→ Requirement
Go through the listing and set it down exactly, leaving out its pictures.

=====

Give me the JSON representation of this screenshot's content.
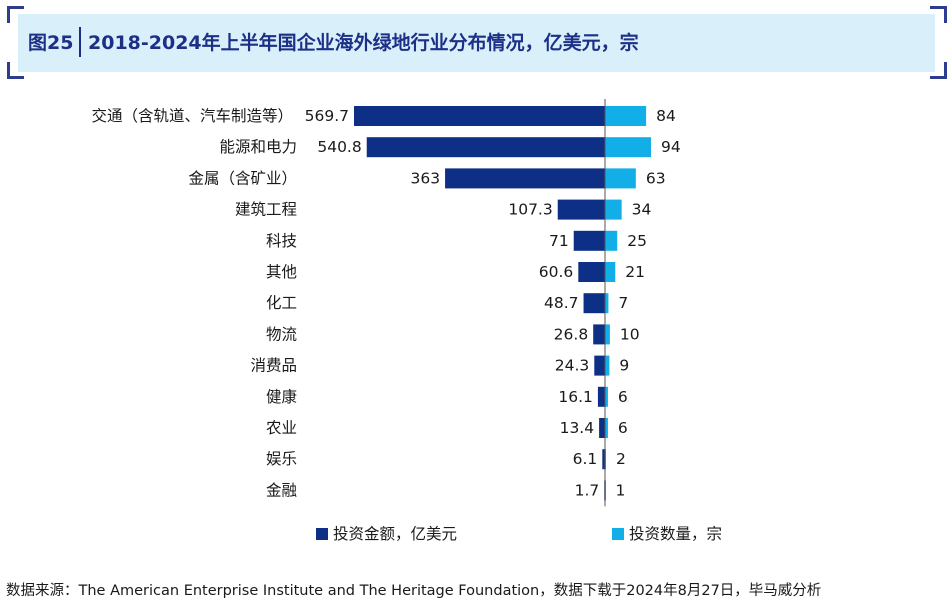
{
  "header": {
    "figure_label": "图25",
    "title": "2018-2024年上半年国企业海外绿地行业分布情况，亿美元，宗"
  },
  "chart_data": {
    "type": "bar",
    "orientation": "horizontal-diverging",
    "title": "2018-2024年上半年国企业海外绿地行业分布情况，亿美元，宗",
    "categories": [
      "交通（含轨道、汽车制造等）",
      "能源和电力",
      "金属（含矿业）",
      "建筑工程",
      "科技",
      "其他",
      "化工",
      "物流",
      "消费品",
      "健康",
      "农业",
      "娱乐",
      "金融"
    ],
    "series": [
      {
        "name": "投资金额，亿美元",
        "color": "#0d2f86",
        "direction": "left",
        "values": [
          569.7,
          540.8,
          363,
          107.3,
          71,
          60.6,
          48.7,
          26.8,
          24.3,
          16.1,
          13.4,
          6.1,
          1.7
        ],
        "labels": [
          "569.7",
          "540.8",
          "363",
          "107.3",
          "71",
          "60.6",
          "48.7",
          "26.8",
          "24.3",
          "16.1",
          "13.4",
          "6.1",
          "1.7"
        ]
      },
      {
        "name": "投资数量，宗",
        "color": "#12aee8",
        "direction": "right",
        "values": [
          84,
          94,
          63,
          34,
          25,
          21,
          7,
          10,
          9,
          6,
          6,
          2,
          1
        ],
        "labels": [
          "84",
          "94",
          "63",
          "34",
          "25",
          "21",
          "7",
          "10",
          "9",
          "6",
          "6",
          "2",
          "1"
        ]
      }
    ],
    "legend_position": "bottom-center",
    "grid": false
  },
  "source_note": "数据来源：The American Enterprise Institute and The Heritage Foundation，数据下载于2024年8月27日，毕马威分析"
}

=====

→ Task response
Give me the JSON representation of this screenshot's content.
{
  "header": {
    "figure_label": "图25",
    "title": "2018-2024年上半年国企业海外绿地行业分布情况，亿美元，宗"
  },
  "chart_data": {
    "type": "bar",
    "orientation": "horizontal-diverging",
    "title": "2018-2024年上半年国企业海外绿地行业分布情况，亿美元，宗",
    "categories": [
      "交通（含轨道、汽车制造等）",
      "能源和电力",
      "金属（含矿业）",
      "建筑工程",
      "科技",
      "其他",
      "化工",
      "物流",
      "消费品",
      "健康",
      "农业",
      "娱乐",
      "金融"
    ],
    "series": [
      {
        "name": "投资金额，亿美元",
        "color": "#0d2f86",
        "direction": "left",
        "values": [
          569.7,
          540.8,
          363,
          107.3,
          71,
          60.6,
          48.7,
          26.8,
          24.3,
          16.1,
          13.4,
          6.1,
          1.7
        ],
        "labels": [
          "569.7",
          "540.8",
          "363",
          "107.3",
          "71",
          "60.6",
          "48.7",
          "26.8",
          "24.3",
          "16.1",
          "13.4",
          "6.1",
          "1.7"
        ]
      },
      {
        "name": "投资数量，宗",
        "color": "#12aee8",
        "direction": "right",
        "values": [
          84,
          94,
          63,
          34,
          25,
          21,
          7,
          10,
          9,
          6,
          6,
          2,
          1
        ],
        "labels": [
          "84",
          "94",
          "63",
          "34",
          "25",
          "21",
          "7",
          "10",
          "9",
          "6",
          "6",
          "2",
          "1"
        ]
      }
    ],
    "legend_position": "bottom-center",
    "grid": false
  },
  "source_note": "数据来源：The American Enterprise Institute and The Heritage Foundation，数据下载于2024年8月27日，毕马威分析"
}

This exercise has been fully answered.